Given request: Gather each line of the records where "icon" appears.

=== Material for this task ===

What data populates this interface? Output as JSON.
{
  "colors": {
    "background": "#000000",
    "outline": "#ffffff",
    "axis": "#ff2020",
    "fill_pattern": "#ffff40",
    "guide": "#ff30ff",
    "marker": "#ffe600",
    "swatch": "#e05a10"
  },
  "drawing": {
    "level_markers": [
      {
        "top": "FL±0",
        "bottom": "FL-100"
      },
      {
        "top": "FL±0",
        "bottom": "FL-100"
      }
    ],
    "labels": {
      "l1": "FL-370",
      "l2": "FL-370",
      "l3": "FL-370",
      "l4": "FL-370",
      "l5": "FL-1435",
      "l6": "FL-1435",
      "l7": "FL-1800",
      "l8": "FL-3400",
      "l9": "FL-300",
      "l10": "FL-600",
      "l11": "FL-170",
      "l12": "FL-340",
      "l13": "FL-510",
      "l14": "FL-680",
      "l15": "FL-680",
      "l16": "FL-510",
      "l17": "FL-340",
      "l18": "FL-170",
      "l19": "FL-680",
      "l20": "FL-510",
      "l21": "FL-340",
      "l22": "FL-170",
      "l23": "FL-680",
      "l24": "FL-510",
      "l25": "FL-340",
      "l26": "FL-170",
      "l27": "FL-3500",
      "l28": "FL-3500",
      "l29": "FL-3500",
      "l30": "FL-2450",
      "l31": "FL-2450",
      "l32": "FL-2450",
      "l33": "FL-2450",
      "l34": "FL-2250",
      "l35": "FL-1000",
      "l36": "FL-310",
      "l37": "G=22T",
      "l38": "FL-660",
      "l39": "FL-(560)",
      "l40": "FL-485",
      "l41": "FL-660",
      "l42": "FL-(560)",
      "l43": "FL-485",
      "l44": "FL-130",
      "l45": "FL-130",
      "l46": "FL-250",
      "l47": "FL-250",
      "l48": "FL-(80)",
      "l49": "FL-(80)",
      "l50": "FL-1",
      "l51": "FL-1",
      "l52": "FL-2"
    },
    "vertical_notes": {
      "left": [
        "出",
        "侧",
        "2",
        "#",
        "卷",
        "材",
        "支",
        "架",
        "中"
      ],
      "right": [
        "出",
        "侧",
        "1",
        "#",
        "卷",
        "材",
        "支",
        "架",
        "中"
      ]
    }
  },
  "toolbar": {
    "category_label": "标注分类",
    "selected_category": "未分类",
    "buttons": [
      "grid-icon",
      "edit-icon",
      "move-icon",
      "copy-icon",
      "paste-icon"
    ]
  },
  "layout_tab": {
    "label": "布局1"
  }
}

===

Answer to the problem:
      "grid-icon",
      "edit-icon",
      "move-icon",
      "copy-icon",
      "paste-icon"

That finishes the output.